* Begin Input rows *

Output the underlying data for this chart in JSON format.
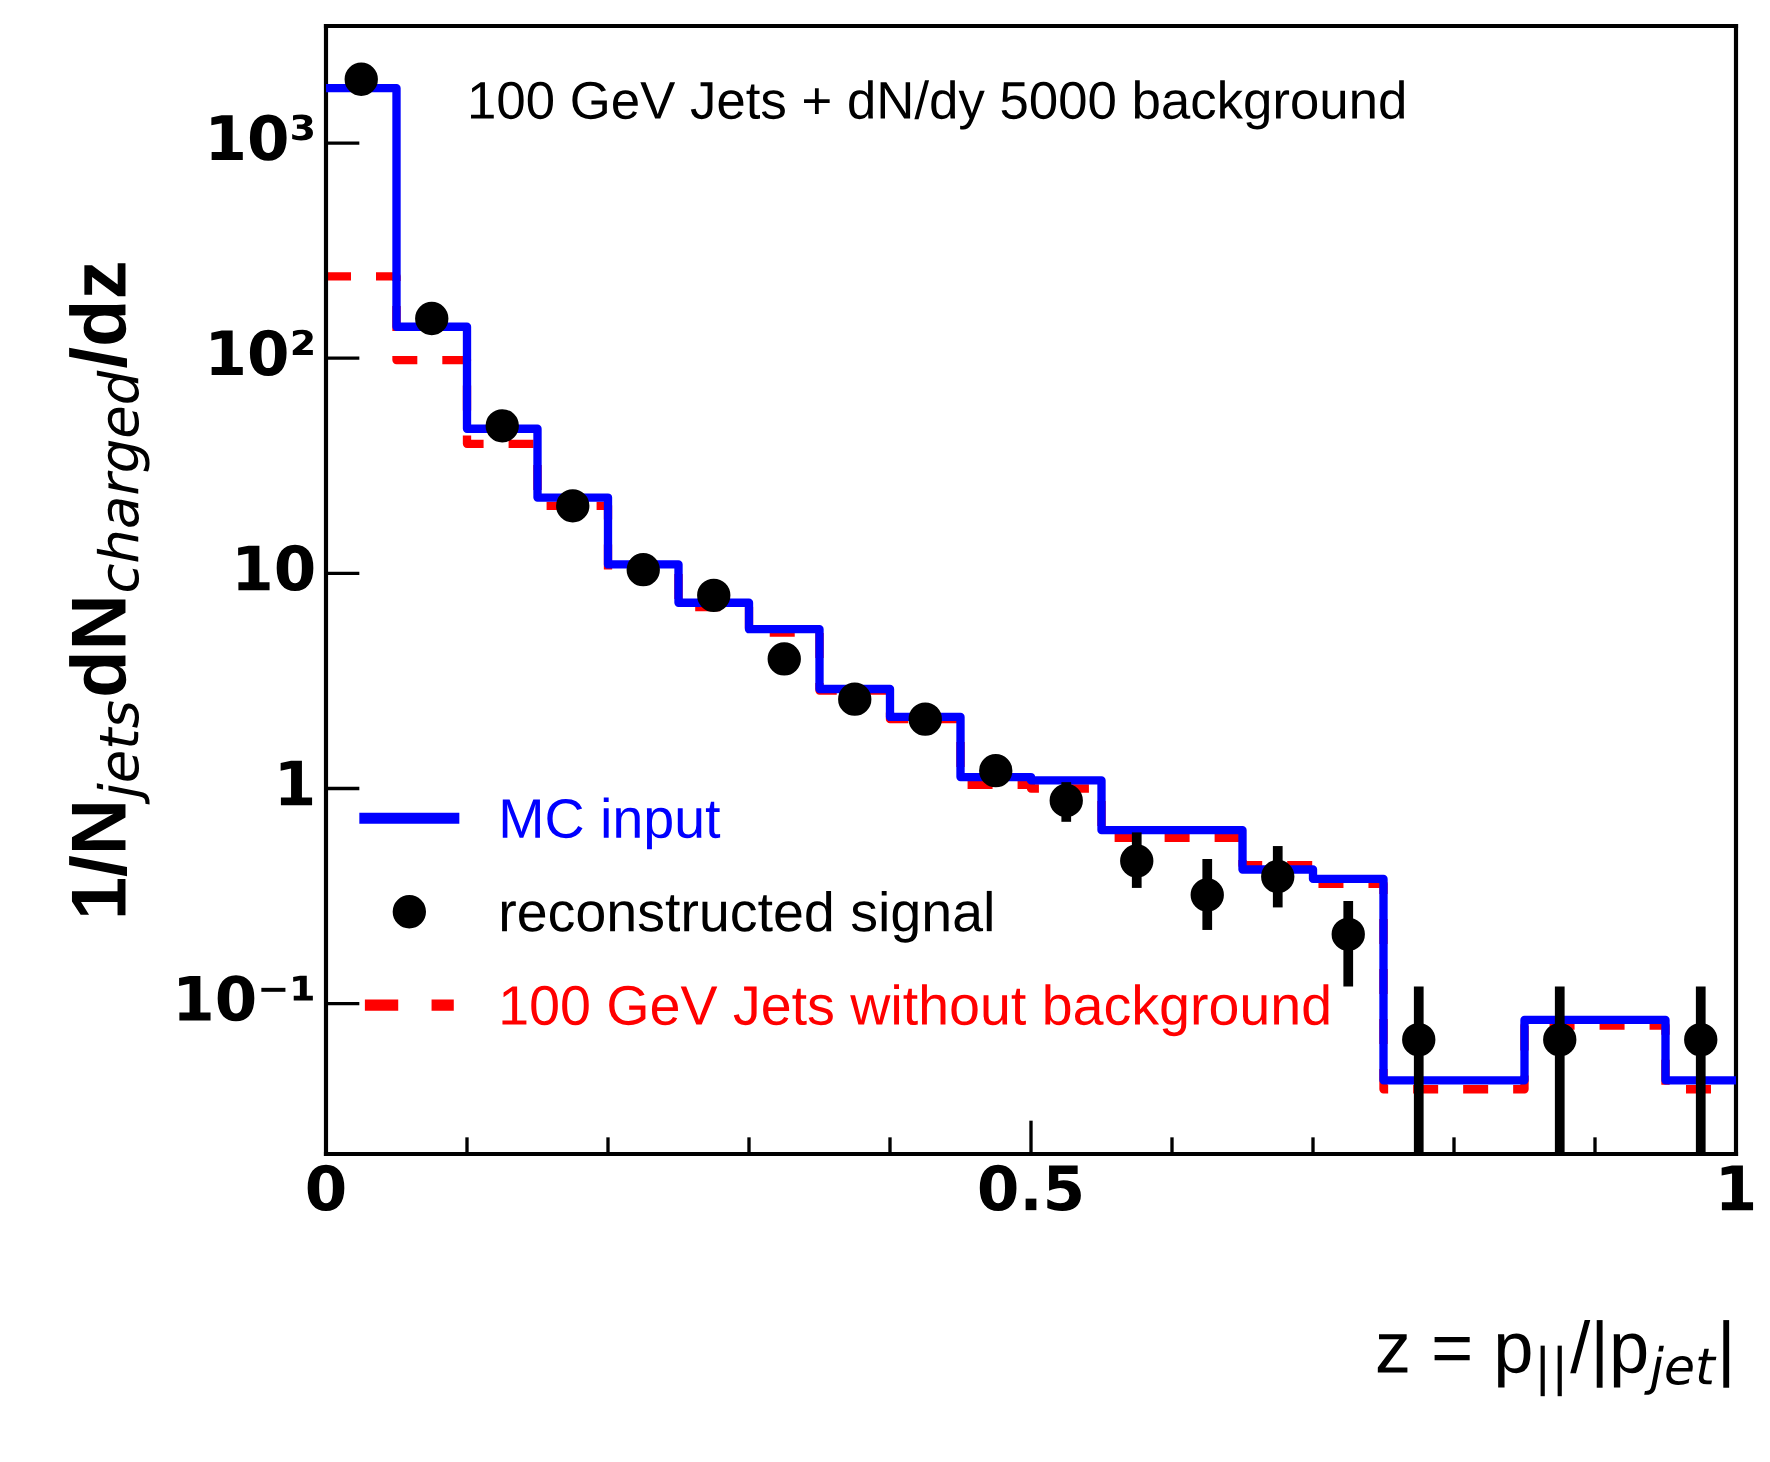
{
  "chart_data": {
    "type": "histogram",
    "annotations": [
      "100 GeV Jets + dN/dy 5000 background"
    ],
    "xlabel": "z = p$_{||}$/|p$_{jet}$|",
    "ylabel": "1/N$_{jets}$dN$_{charged}$/dz",
    "bins": [
      0,
      0.05,
      0.1,
      0.15,
      0.2,
      0.25,
      0.3,
      0.35,
      0.4,
      0.45,
      0.5,
      0.55,
      0.6,
      0.65,
      0.7,
      0.75,
      0.85,
      0.95,
      1.0
    ],
    "series": [
      {
        "name": "MC input",
        "color": "#0000ff",
        "line_style": "solid",
        "values": [
          1800,
          140,
          47,
          22.5,
          11,
          7.3,
          5.5,
          2.9,
          2.15,
          1.13,
          1.09,
          0.64,
          0.64,
          0.42,
          0.38,
          0.044,
          0.084,
          0.044
        ]
      },
      {
        "name": "reconstructed signal",
        "type": "scatter",
        "color": "#000000",
        "marker": "circle",
        "x": [
          0.025,
          0.075,
          0.125,
          0.175,
          0.225,
          0.275,
          0.325,
          0.375,
          0.425,
          0.475,
          0.525,
          0.575,
          0.625,
          0.675,
          0.725,
          0.775,
          0.875,
          0.975
        ],
        "values": [
          1980,
          153,
          48.5,
          20.6,
          10.4,
          7.9,
          4.0,
          2.6,
          2.1,
          1.21,
          0.88,
          0.46,
          0.32,
          0.39,
          0.21,
          0.068,
          0.068,
          0.068
        ],
        "errors": [
          null,
          null,
          null,
          null,
          null,
          null,
          null,
          null,
          null,
          null,
          [
            0.7,
            1.07
          ],
          [
            0.345,
            0.625
          ],
          [
            0.22,
            0.47
          ],
          [
            0.28,
            0.54
          ],
          [
            0.12,
            0.3
          ],
          [
            0.02,
            0.12
          ],
          [
            0.02,
            0.12
          ],
          [
            0.02,
            0.12
          ]
        ]
      },
      {
        "name": "100 GeV Jets without background",
        "color": "#ff0000",
        "line_style": "dashed",
        "values": [
          240,
          98,
          40,
          20.6,
          10,
          6.96,
          5.3,
          2.85,
          2.1,
          1.04,
          1.0,
          0.59,
          0.59,
          0.44,
          0.36,
          0.04,
          0.079,
          0.04
        ]
      }
    ],
    "log": "y",
    "xlim": [
      0,
      1
    ],
    "xticks": [
      0,
      0.5,
      1
    ],
    "ylim": [
      0.02,
      3500
    ],
    "yticks": [
      {
        "value": 1000,
        "label": "10³"
      },
      {
        "value": 100,
        "label": "10²"
      },
      10,
      1,
      {
        "value": 0.1,
        "label": "10⁻¹"
      }
    ],
    "grid": false,
    "legend": "bottom left"
  }
}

* End Input rows *

Set exercise: Restate the listing above word for word, and skip the pictures.

Response:
Output the underlying data for this chart in JSON format.
{
  "chart_data": {
    "type": "histogram",
    "annotations": [
      "100 GeV Jets + dN/dy 5000 background"
    ],
    "xlabel": "z = p$_{||}$/|p$_{jet}$|",
    "ylabel": "1/N$_{jets}$dN$_{charged}$/dz",
    "bins": [
      0,
      0.05,
      0.1,
      0.15,
      0.2,
      0.25,
      0.3,
      0.35,
      0.4,
      0.45,
      0.5,
      0.55,
      0.6,
      0.65,
      0.7,
      0.75,
      0.85,
      0.95,
      1.0
    ],
    "series": [
      {
        "name": "MC input",
        "color": "#0000ff",
        "line_style": "solid",
        "values": [
          1800,
          140,
          47,
          22.5,
          11,
          7.3,
          5.5,
          2.9,
          2.15,
          1.13,
          1.09,
          0.64,
          0.64,
          0.42,
          0.38,
          0.044,
          0.084,
          0.044
        ]
      },
      {
        "name": "reconstructed signal",
        "type": "scatter",
        "color": "#000000",
        "marker": "circle",
        "x": [
          0.025,
          0.075,
          0.125,
          0.175,
          0.225,
          0.275,
          0.325,
          0.375,
          0.425,
          0.475,
          0.525,
          0.575,
          0.625,
          0.675,
          0.725,
          0.775,
          0.875,
          0.975
        ],
        "values": [
          1980,
          153,
          48.5,
          20.6,
          10.4,
          7.9,
          4.0,
          2.6,
          2.1,
          1.21,
          0.88,
          0.46,
          0.32,
          0.39,
          0.21,
          0.068,
          0.068,
          0.068
        ],
        "errors": [
          null,
          null,
          null,
          null,
          null,
          null,
          null,
          null,
          null,
          null,
          [
            0.7,
            1.07
          ],
          [
            0.345,
            0.625
          ],
          [
            0.22,
            0.47
          ],
          [
            0.28,
            0.54
          ],
          [
            0.12,
            0.3
          ],
          [
            0.02,
            0.12
          ],
          [
            0.02,
            0.12
          ],
          [
            0.02,
            0.12
          ]
        ]
      },
      {
        "name": "100 GeV Jets without background",
        "color": "#ff0000",
        "line_style": "dashed",
        "values": [
          240,
          98,
          40,
          20.6,
          10,
          6.96,
          5.3,
          2.85,
          2.1,
          1.04,
          1.0,
          0.59,
          0.59,
          0.44,
          0.36,
          0.04,
          0.079,
          0.04
        ]
      }
    ],
    "log": "y",
    "xlim": [
      0,
      1
    ],
    "xticks": [
      0,
      0.5,
      1
    ],
    "ylim": [
      0.02,
      3500
    ],
    "yticks": [
      {
        "value": 1000,
        "label": "10³"
      },
      {
        "value": 100,
        "label": "10²"
      },
      10,
      1,
      {
        "value": 0.1,
        "label": "10⁻¹"
      }
    ],
    "grid": false,
    "legend": "bottom left"
  }
}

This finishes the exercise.